THE EXERCISE: In the data, extract each line that holds the string "mnemonic".

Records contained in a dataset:
○ ○ ○ ○

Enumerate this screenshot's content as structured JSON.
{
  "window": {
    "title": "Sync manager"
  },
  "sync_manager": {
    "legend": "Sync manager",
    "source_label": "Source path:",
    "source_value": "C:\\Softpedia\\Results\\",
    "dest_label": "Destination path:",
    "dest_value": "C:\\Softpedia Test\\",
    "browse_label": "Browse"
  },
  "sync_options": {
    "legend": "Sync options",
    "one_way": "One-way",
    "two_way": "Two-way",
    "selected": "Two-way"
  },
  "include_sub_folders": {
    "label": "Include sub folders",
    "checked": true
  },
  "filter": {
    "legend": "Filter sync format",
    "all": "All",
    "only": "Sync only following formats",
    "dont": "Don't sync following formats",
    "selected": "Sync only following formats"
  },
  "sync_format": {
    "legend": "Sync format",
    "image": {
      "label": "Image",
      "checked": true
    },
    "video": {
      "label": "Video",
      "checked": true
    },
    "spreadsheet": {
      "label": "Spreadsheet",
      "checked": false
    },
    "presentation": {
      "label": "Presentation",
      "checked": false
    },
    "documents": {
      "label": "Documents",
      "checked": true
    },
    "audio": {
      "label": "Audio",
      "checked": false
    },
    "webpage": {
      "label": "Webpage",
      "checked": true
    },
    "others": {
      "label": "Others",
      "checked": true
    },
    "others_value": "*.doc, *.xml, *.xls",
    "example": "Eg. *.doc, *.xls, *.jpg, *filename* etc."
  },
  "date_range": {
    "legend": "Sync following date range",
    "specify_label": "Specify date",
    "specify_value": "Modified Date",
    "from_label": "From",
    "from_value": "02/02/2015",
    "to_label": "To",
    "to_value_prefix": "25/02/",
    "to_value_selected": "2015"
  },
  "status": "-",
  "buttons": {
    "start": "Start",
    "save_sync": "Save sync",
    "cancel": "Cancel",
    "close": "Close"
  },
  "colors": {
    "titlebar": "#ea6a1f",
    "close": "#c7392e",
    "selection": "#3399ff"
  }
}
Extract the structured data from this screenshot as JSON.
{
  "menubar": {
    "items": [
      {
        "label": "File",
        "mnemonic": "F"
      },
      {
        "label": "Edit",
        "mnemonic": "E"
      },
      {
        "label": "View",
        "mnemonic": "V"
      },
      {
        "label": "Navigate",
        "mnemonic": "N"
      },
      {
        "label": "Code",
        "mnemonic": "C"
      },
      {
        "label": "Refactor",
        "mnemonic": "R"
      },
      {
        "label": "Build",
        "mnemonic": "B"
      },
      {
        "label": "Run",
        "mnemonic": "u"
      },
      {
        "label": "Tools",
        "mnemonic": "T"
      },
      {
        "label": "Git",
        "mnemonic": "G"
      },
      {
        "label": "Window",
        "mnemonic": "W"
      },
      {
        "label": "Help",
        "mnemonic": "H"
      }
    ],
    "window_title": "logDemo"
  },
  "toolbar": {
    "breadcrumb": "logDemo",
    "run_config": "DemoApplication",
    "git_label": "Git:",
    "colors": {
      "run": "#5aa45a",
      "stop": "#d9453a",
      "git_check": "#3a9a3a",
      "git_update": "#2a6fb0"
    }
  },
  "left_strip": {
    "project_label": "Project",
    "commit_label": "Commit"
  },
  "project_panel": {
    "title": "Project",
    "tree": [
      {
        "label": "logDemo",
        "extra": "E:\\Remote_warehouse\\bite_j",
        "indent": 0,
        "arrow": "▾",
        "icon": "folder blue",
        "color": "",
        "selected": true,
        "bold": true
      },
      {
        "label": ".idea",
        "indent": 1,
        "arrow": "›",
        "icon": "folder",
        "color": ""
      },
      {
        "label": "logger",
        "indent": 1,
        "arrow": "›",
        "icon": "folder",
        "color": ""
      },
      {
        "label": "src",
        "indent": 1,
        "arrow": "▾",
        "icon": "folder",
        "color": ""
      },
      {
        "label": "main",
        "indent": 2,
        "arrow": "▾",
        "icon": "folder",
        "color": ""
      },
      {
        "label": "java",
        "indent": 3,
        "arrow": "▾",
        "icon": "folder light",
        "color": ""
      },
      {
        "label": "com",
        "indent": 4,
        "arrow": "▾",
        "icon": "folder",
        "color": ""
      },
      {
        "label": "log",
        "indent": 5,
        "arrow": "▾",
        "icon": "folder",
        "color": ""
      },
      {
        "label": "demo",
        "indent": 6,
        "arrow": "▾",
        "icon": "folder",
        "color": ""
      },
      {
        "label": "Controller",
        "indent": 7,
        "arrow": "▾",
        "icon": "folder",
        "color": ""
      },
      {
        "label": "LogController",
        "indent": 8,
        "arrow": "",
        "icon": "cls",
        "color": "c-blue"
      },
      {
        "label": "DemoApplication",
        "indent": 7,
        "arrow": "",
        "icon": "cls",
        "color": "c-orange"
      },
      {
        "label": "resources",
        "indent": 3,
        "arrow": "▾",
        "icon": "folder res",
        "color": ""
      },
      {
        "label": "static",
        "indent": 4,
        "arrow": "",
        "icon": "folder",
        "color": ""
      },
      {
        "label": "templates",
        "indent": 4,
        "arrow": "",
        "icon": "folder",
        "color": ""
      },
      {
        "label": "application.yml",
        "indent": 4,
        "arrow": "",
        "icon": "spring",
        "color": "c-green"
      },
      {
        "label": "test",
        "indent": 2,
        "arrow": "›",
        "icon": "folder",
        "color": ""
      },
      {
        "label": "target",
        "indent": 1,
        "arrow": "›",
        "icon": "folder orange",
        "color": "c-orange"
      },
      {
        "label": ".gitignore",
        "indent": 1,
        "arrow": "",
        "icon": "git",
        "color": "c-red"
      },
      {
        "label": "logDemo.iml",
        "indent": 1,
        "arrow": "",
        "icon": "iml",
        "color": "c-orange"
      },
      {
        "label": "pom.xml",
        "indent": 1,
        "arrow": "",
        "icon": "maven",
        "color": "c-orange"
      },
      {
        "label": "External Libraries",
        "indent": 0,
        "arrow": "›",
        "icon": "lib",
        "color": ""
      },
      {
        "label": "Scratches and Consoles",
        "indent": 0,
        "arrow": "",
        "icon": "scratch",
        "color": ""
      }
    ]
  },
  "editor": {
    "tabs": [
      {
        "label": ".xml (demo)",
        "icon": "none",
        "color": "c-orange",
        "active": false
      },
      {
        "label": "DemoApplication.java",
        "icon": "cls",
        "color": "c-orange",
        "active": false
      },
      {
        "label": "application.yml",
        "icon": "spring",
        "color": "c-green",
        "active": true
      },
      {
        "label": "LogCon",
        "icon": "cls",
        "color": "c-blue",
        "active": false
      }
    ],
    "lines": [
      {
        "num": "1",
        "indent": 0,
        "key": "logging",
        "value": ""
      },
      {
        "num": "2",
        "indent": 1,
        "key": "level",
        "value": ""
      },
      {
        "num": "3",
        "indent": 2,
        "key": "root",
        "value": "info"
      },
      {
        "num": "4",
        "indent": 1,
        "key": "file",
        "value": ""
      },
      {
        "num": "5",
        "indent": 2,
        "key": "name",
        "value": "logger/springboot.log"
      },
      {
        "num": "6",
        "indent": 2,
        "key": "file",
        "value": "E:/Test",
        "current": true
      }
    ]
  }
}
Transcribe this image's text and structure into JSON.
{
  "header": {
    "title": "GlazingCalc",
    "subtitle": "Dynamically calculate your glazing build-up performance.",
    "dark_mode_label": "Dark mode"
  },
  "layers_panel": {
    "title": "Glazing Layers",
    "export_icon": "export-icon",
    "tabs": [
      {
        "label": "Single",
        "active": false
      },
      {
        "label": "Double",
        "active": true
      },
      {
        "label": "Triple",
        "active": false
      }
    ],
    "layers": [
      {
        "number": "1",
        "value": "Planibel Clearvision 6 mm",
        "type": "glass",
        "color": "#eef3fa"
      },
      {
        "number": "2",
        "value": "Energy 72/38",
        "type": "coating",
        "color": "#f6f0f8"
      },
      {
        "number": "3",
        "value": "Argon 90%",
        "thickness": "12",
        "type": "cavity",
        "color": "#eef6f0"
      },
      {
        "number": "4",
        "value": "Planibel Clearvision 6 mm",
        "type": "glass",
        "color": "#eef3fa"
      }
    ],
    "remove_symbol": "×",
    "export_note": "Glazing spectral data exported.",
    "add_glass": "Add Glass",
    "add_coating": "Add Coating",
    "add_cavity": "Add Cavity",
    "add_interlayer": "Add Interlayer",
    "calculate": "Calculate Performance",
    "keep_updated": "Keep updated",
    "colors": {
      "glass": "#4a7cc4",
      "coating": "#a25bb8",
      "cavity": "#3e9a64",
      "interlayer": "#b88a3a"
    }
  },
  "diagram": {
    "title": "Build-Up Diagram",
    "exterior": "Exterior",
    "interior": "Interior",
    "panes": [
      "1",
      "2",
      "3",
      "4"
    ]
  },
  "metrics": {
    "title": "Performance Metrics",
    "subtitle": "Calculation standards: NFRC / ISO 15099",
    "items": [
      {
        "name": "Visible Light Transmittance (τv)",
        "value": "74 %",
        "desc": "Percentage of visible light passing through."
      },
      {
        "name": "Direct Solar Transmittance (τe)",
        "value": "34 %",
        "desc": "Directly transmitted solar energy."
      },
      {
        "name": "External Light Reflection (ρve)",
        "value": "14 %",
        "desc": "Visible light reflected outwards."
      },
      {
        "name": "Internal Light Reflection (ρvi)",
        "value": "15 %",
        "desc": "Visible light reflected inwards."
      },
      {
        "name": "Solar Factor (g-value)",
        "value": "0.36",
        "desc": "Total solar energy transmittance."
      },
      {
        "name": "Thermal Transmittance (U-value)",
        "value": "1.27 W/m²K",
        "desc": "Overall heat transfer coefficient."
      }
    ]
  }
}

○ ○ ○ ○

CORRECT OUTPUT:
        "mnemonic": "F"
        "mnemonic": "E"
        "mnemonic": "V"
        "mnemonic": "N"
        "mnemonic": "C"
        "mnemonic": "R"
        "mnemonic": "B"
        "mnemonic": "u"
        "mnemonic": "T"
        "mnemonic": "G"
        "mnemonic": "W"
        "mnemonic": "H"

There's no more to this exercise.